▶ Information provided:

____

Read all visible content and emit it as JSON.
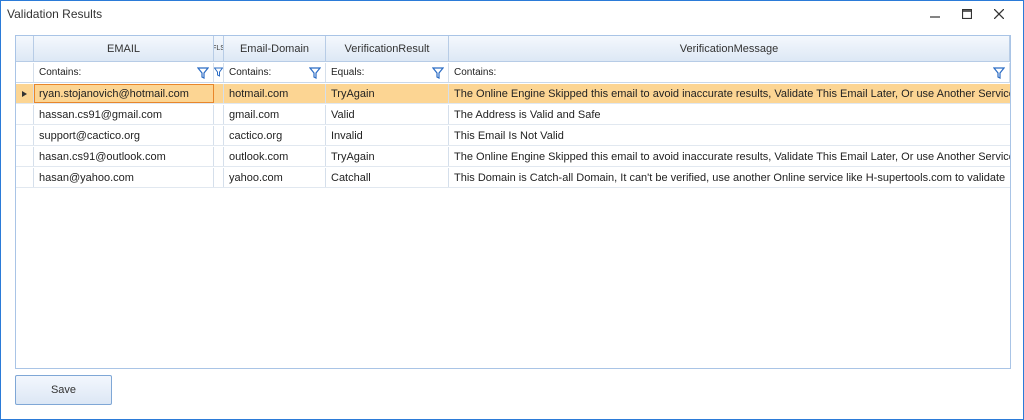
{
  "window": {
    "title": "Validation Results"
  },
  "grid": {
    "columns": [
      {
        "key": "email",
        "label": "EMAIL"
      },
      {
        "key": "gap",
        "label": "FLS"
      },
      {
        "key": "domain",
        "label": "Email-Domain"
      },
      {
        "key": "result",
        "label": "VerificationResult"
      },
      {
        "key": "message",
        "label": "VerificationMessage"
      }
    ],
    "filters": {
      "email": "Contains:",
      "domain": "Contains:",
      "result": "Equals:",
      "message": "Contains:"
    },
    "rows": [
      {
        "email": "ryan.stojanovich@hotmail.com",
        "domain": "hotmail.com",
        "result": "TryAgain",
        "message": "The Online Engine Skipped this email to avoid inaccurate results, Validate This Email Later, Or use Another Service Like H-su..."
      },
      {
        "email": "hassan.cs91@gmail.com",
        "domain": "gmail.com",
        "result": "Valid",
        "message": "The Address is Valid and Safe"
      },
      {
        "email": "support@cactico.org",
        "domain": "cactico.org",
        "result": "Invalid",
        "message": "This Email Is Not Valid"
      },
      {
        "email": "hasan.cs91@outlook.com",
        "domain": "outlook.com",
        "result": "TryAgain",
        "message": "The Online Engine Skipped this email to avoid inaccurate results, Validate This Email Later, Or use Another Service Like H-su..."
      },
      {
        "email": "hasan@yahoo.com",
        "domain": "yahoo.com",
        "result": "Catchall",
        "message": "This Domain is Catch-all Domain, It can't be verified, use another Online service like H-supertools.com to validate"
      }
    ],
    "selected_row": 0
  },
  "actions": {
    "save_label": "Save"
  },
  "colors": {
    "selected_row": "#fcd593",
    "accent": "#2b7bd8",
    "focus_border": "#e8862a"
  }
}
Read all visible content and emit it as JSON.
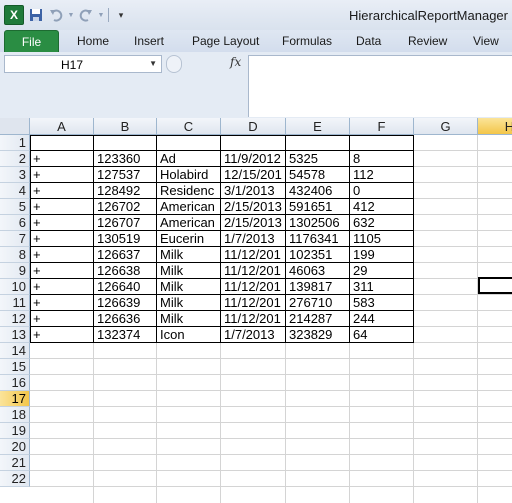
{
  "title_bar": {
    "app_icon": "X",
    "save_icon": "save-icon",
    "undo_icon": "undo-icon",
    "redo_icon": "redo-icon",
    "customize_icon": "customize-qat-icon",
    "title": "HierarchicalReportManager"
  },
  "tabs": [
    "File",
    "Home",
    "Insert",
    "Page Layout",
    "Formulas",
    "Data",
    "Review",
    "View"
  ],
  "name_box": {
    "value": "H17"
  },
  "formula_bar": {
    "fx_label": "fx",
    "value": ""
  },
  "columns": [
    "A",
    "B",
    "C",
    "D",
    "E",
    "F",
    "G",
    "H"
  ],
  "active_column": "H",
  "rows": [
    "1",
    "2",
    "3",
    "4",
    "5",
    "6",
    "7",
    "8",
    "9",
    "10",
    "11",
    "12",
    "13",
    "14",
    "15",
    "16",
    "17",
    "18",
    "19",
    "20",
    "21",
    "22"
  ],
  "active_row": "17",
  "table": [
    [
      "+",
      "123360",
      "Ad",
      "11/9/2012",
      "5325",
      "8"
    ],
    [
      "+",
      "127537",
      "Holabird",
      "12/15/201",
      "54578",
      "112"
    ],
    [
      "+",
      "128492",
      "Residenc",
      "3/1/2013",
      "432406",
      "0"
    ],
    [
      "+",
      "126702",
      "American",
      "2/15/2013",
      "591651",
      "412"
    ],
    [
      "+",
      "126707",
      "American",
      "2/15/2013",
      "1302506",
      "632"
    ],
    [
      "+",
      "130519",
      "Eucerin",
      "1/7/2013",
      "1176341",
      "1105"
    ],
    [
      "+",
      "126637",
      "Milk",
      "11/12/201",
      "102351",
      "199"
    ],
    [
      "+",
      "126638",
      "Milk",
      "11/12/201",
      "46063",
      "29"
    ],
    [
      "+",
      "126640",
      "Milk",
      "11/12/201",
      "139817",
      "311"
    ],
    [
      "+",
      "126639",
      "Milk",
      "11/12/201",
      "276710",
      "583"
    ],
    [
      "+",
      "126636",
      "Milk",
      "11/12/201",
      "214287",
      "244"
    ],
    [
      "+",
      "132374",
      "Icon",
      "1/7/2013",
      "323829",
      "64"
    ]
  ]
}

____

▶ Directions: Reproduce the material above in full, exactly, with no images.

▶ Task result:
Read all visible content and emit it as JSON.
{
  "window": {
    "title": "Validation Results"
  },
  "grid": {
    "columns": [
      {
        "key": "email",
        "label": "EMAIL"
      },
      {
        "key": "gap",
        "label": "FLS"
      },
      {
        "key": "domain",
        "label": "Email-Domain"
      },
      {
        "key": "result",
        "label": "VerificationResult"
      },
      {
        "key": "message",
        "label": "VerificationMessage"
      }
    ],
    "filters": {
      "email": "Contains:",
      "domain": "Contains:",
      "result": "Equals:",
      "message": "Contains:"
    },
    "rows": [
      {
        "email": "ryan.stojanovich@hotmail.com",
        "domain": "hotmail.com",
        "result": "TryAgain",
        "message": "The Online Engine Skipped this email to avoid inaccurate results, Validate This Email Later, Or use Another Service Like H-su..."
      },
      {
        "email": "hassan.cs91@gmail.com",
        "domain": "gmail.com",
        "result": "Valid",
        "message": "The Address is Valid and Safe"
      },
      {
        "email": "support@cactico.org",
        "domain": "cactico.org",
        "result": "Invalid",
        "message": "This Email Is Not Valid"
      },
      {
        "email": "hasan.cs91@outlook.com",
        "domain": "outlook.com",
        "result": "TryAgain",
        "message": "The Online Engine Skipped this email to avoid inaccurate results, Validate This Email Later, Or use Another Service Like H-su..."
      },
      {
        "email": "hasan@yahoo.com",
        "domain": "yahoo.com",
        "result": "Catchall",
        "message": "This Domain is Catch-all Domain, It can't be verified, use another Online service like H-supertools.com to validate"
      }
    ],
    "selected_row": 0
  },
  "actions": {
    "save_label": "Save"
  },
  "colors": {
    "selected_row": "#fcd593",
    "accent": "#2b7bd8",
    "focus_border": "#e8862a"
  }
}
Read all visible content and emit it as JSON.
{
  "title_bar": {
    "app_icon": "X",
    "save_icon": "save-icon",
    "undo_icon": "undo-icon",
    "redo_icon": "redo-icon",
    "customize_icon": "customize-qat-icon",
    "title": "HierarchicalReportManager"
  },
  "tabs": [
    "File",
    "Home",
    "Insert",
    "Page Layout",
    "Formulas",
    "Data",
    "Review",
    "View"
  ],
  "name_box": {
    "value": "H17"
  },
  "formula_bar": {
    "fx_label": "fx",
    "value": ""
  },
  "columns": [
    "A",
    "B",
    "C",
    "D",
    "E",
    "F",
    "G",
    "H"
  ],
  "active_column": "H",
  "rows": [
    "1",
    "2",
    "3",
    "4",
    "5",
    "6",
    "7",
    "8",
    "9",
    "10",
    "11",
    "12",
    "13",
    "14",
    "15",
    "16",
    "17",
    "18",
    "19",
    "20",
    "21",
    "22"
  ],
  "active_row": "17",
  "table": [
    [
      "+",
      "123360",
      "Ad",
      "11/9/2012",
      "5325",
      "8"
    ],
    [
      "+",
      "127537",
      "Holabird",
      "12/15/201",
      "54578",
      "112"
    ],
    [
      "+",
      "128492",
      "Residenc",
      "3/1/2013",
      "432406",
      "0"
    ],
    [
      "+",
      "126702",
      "American",
      "2/15/2013",
      "591651",
      "412"
    ],
    [
      "+",
      "126707",
      "American",
      "2/15/2013",
      "1302506",
      "632"
    ],
    [
      "+",
      "130519",
      "Eucerin",
      "1/7/2013",
      "1176341",
      "1105"
    ],
    [
      "+",
      "126637",
      "Milk",
      "11/12/201",
      "102351",
      "199"
    ],
    [
      "+",
      "126638",
      "Milk",
      "11/12/201",
      "46063",
      "29"
    ],
    [
      "+",
      "126640",
      "Milk",
      "11/12/201",
      "139817",
      "311"
    ],
    [
      "+",
      "126639",
      "Milk",
      "11/12/201",
      "276710",
      "583"
    ],
    [
      "+",
      "126636",
      "Milk",
      "11/12/201",
      "214287",
      "244"
    ],
    [
      "+",
      "132374",
      "Icon",
      "1/7/2013",
      "323829",
      "64"
    ]
  ]
}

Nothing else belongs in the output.